> Text:

# # # # # # #

The latter half would be bug fixes and improvements as the community suggests.

They key thing here is: FINISH this project. That needs to be your #1 goal.

rob · March 25, 2016, 11:54am

And whatever you do, get a proposal in SOON.

weeksio · March 25, 2016, 3:24pm

I made some slight changes. Working on official GSoC application now.

rob · March 25, 2016, 3:28pm

Deploy into production needs to be a week. Then leave a week for bug hot-fixes.

Really, post release things are going to be nebulous – how well the release went will define what else needs to be done, so I’m fine with a vague schedule for the latter half.

weeksio · March 25, 2016, 3:35pm

rob · March 25, 2016, 3:36pm

/me hits ignore proposal

(just kidding)

rob · March 25, 2016, 3:37pm

The student has submitted their final proposal for review. You will be able to view it immediately after the deadline:

We’re not certain why this is in place. Would you do me a favor and mail me a copy?

weeksio · March 25, 2016, 3:39pm

The official proposal is this [Google doc] (https://docs.google.com/document/d/1eOMvBtNygeLmwjiRKy1n-RyQOooZxpPONM8tn2h4l7w/edit?usp=sharing) in pdf form.

Here is the abstract I posted.

It looked to me like we can submit a draft for review (which would be redundant with the MB community page we’re on) and then upload a final proposal. In my case, they are identical.

rob · March 25, 2016, 3:51pm

OK, getting there.

I’d to see less technical detail about tuning the schema - for once.

I’d like to see more information on what steps are required to get this into production. Less about turning, more about show stopped bugs. You should also talk about your plans to pick CJ_'s brain to finish debugging the remaining bugs while he doesn’t have time to do so.

I’d also like to see a stated goal of using the community bonding period to determine the list of critical issues that the community believes need to be fixed before going into production. I see the following steps for this:

Ensure the test VM is up and running.

# # # # # # #

> Action item A: Copy the forum thread word for word, starting at "And whatever you" and ending at "the latter half.".
> Action item B: List the posting times of every post by rob in the forum thread.

> Records shown:
# # # # # # #

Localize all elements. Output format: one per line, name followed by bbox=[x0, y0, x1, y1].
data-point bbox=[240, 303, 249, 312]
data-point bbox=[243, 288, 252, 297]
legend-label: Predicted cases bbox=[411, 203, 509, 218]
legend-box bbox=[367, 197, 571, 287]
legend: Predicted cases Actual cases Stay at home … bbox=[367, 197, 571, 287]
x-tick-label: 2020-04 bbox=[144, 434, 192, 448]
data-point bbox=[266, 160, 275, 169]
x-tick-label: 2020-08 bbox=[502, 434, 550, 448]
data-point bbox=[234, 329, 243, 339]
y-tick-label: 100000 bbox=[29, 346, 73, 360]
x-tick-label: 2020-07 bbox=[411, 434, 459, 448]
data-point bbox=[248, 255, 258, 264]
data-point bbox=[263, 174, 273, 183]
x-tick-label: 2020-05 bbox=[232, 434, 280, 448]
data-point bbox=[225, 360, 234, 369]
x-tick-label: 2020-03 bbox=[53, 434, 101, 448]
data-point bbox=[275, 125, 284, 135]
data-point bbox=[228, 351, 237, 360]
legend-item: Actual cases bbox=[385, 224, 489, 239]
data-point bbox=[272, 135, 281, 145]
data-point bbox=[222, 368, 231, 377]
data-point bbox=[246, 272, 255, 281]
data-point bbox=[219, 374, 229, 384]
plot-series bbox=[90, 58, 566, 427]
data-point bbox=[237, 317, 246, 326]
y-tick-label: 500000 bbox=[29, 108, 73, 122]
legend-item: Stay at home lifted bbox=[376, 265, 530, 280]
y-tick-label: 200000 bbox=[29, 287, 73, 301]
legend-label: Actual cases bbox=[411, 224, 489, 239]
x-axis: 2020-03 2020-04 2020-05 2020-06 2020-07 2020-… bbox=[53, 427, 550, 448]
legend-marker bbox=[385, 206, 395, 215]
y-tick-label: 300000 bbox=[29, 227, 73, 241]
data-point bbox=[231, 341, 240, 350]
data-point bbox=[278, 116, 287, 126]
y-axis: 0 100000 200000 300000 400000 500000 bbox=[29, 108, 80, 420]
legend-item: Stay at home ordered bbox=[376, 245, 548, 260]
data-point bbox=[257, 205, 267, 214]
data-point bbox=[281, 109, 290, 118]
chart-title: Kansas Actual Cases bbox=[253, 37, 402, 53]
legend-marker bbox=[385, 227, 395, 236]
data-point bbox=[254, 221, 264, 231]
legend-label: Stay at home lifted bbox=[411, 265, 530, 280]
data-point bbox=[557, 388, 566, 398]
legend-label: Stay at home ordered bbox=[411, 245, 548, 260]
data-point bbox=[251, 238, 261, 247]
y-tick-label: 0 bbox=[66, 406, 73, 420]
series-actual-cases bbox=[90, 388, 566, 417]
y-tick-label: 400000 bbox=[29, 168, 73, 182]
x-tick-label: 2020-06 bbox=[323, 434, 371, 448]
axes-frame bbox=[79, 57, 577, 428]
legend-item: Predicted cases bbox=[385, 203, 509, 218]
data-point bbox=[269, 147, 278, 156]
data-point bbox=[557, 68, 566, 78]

# # # # # # #

> Problem solution A:
And whatever you do, get a proposal in SOON.

weeksio · March 25, 2016, 3:24pm

I made some slight changes. Working on official GSoC application now.

rob · March 25, 2016, 3:28pm

Deploy into production needs to be a week. Then leave a week for bug hot-fixes.

Really, post release things are going to be nebulous – how well the release went will define what else needs to be done, so I’m fine with a vague schedule for the latter half.

> Problem solution B: 11:54am, 3:28pm, 3:36pm, 3:37pm, 3:51pm